**PROBLEM STATEMENT**
Return every record below exactly as written, omitting any pictures.

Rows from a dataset
****

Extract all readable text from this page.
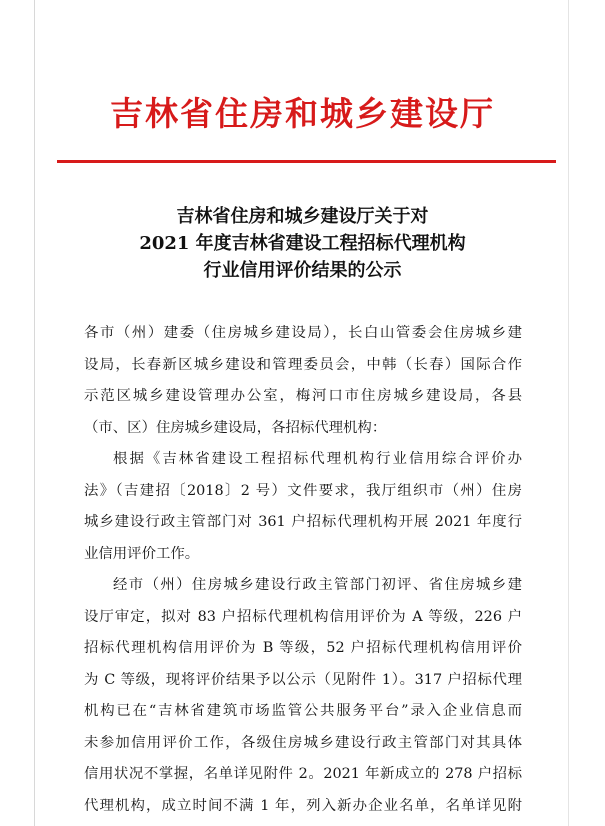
吉林省住房和城乡建设厅
吉林省住房和城乡建设厅关于对
2021 年度吉林省建设工程招标代理机构
行业信用评价结果的公示
各市（州）建委（住房城乡建设局），长白山管委会住房城乡建
设局，长春新区城乡建设和管理委员会，中韩（长春）国际合作
示范区城乡建设管理办公室，梅河口市住房城乡建设局，各县
（市、区）住房城乡建设局，各招标代理机构：
根据《吉林省建设工程招标代理机构行业信用综合评价办
法》（吉建招〔2018〕2 号）文件要求，我厅组织市（州）住房
城乡建设行政主管部门对 361 户招标代理机构开展 2021 年度行
业信用评价工作。
经市（州）住房城乡建设行政主管部门初评、省住房城乡建
设厅审定，拟对 83 户招标代理机构信用评价为 A 等级，226 户
招标代理机构信用评价为 B 等级，52 户招标代理机构信用评价
为 C 等级，现将评价结果予以公示（见附件 1）。317 户招标代理
机构已在“吉林省建筑市场监管公共服务平台”录入企业信息而
未参加信用评价工作，各级住房城乡建设行政主管部门对其具体
信用状况不掌握，名单详见附件 2。2021 年新成立的 278 户招标
代理机构，成立时间不满 1 年，列入新办企业名单，名单详见附
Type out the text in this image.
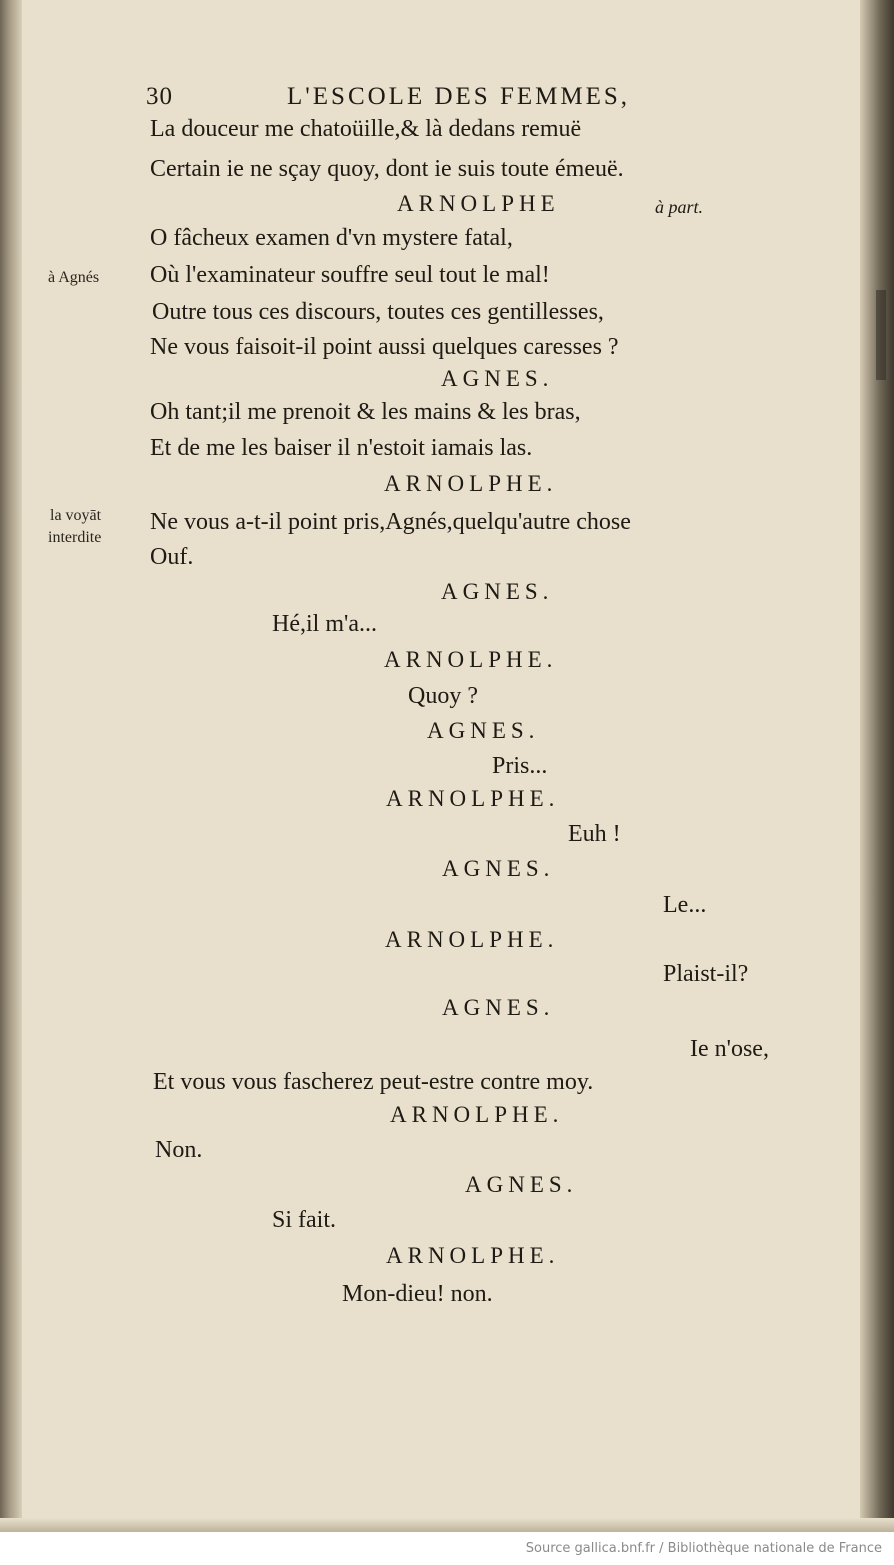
30	L'ESCOLE DES FEMMES,
La douceur me chatoüille,& là dedans remuë
Certain ie ne sçay quoy, dont ie suis toute émeuë.
ARNOLPHE	à part.
O fâcheux examen d'vn mystere fatal,
à Agnés Où l'examinateur souffre seul tout le mal!
Outre tous ces discours, toutes ces gentillesses,
Ne vous faisoit-il point aussi quelques caresses ?
AGNES.
Oh tant;il me prenoit & les mains & les bras,
Et de me les baiser il n'estoit iamais las.
ARNOLPHE.
la voyāt
interdite
Ne vous a-t-il point pris,Agnés,quelqu'autre chose
Ouf.
AGNES.
Hé,il m'a...
ARNOLPHE.
Quoy ?
AGNES.
Pris...
ARNOLPHE.
Euh !
AGNES.
Le...
ARNOLPHE.
Plaist-il?
AGNES.
Ie n'ose,
Et vous vous fascherez peut-estre contre moy.
ARNOLPHE.
Non.
AGNES.
Si fait.
ARNOLPHE.
Mon-dieu! non.
Source gallica.bnf.fr / Bibliothèque nationale de France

****

**THE ANSWER**
Extract all readable text from this page.
吉林省住房和城乡建设厅
吉林省住房和城乡建设厅关于对
2021 年度吉林省建设工程招标代理机构
行业信用评价结果的公示
各市（州）建委（住房城乡建设局），长白山管委会住房城乡建
设局，长春新区城乡建设和管理委员会，中韩（长春）国际合作
示范区城乡建设管理办公室，梅河口市住房城乡建设局，各县
（市、区）住房城乡建设局，各招标代理机构：
根据《吉林省建设工程招标代理机构行业信用综合评价办
法》（吉建招〔2018〕2 号）文件要求，我厅组织市（州）住房
城乡建设行政主管部门对 361 户招标代理机构开展 2021 年度行
业信用评价工作。
经市（州）住房城乡建设行政主管部门初评、省住房城乡建
设厅审定，拟对 83 户招标代理机构信用评价为 A 等级，226 户
招标代理机构信用评价为 B 等级，52 户招标代理机构信用评价
为 C 等级，现将评价结果予以公示（见附件 1）。317 户招标代理
机构已在“吉林省建筑市场监管公共服务平台”录入企业信息而
未参加信用评价工作，各级住房城乡建设行政主管部门对其具体
信用状况不掌握，名单详见附件 2。2021 年新成立的 278 户招标
代理机构，成立时间不满 1 年，列入新办企业名单，名单详见附
Type out the text in this image.
30	L'ESCOLE DES FEMMES,
La douceur me chatoüille,& là dedans remuë
Certain ie ne sçay quoy, dont ie suis toute émeuë.
ARNOLPHE	à part.
O fâcheux examen d'vn mystere fatal,
à Agnés Où l'examinateur souffre seul tout le mal!
Outre tous ces discours, toutes ces gentillesses,
Ne vous faisoit-il point aussi quelques caresses ?
AGNES.
Oh tant;il me prenoit & les mains & les bras,
Et de me les baiser il n'estoit iamais las.
ARNOLPHE.
la voyāt
interdite
Ne vous a-t-il point pris,Agnés,quelqu'autre chose
Ouf.
AGNES.
Hé,il m'a...
ARNOLPHE.
Quoy ?
AGNES.
Pris...
ARNOLPHE.
Euh !
AGNES.
Le...
ARNOLPHE.
Plaist-il?
AGNES.
Ie n'ose,
Et vous vous fascherez peut-estre contre moy.
ARNOLPHE.
Non.
AGNES.
Si fait.
ARNOLPHE.
Mon-dieu! non.
Source gallica.bnf.fr / Bibliothèque nationale de France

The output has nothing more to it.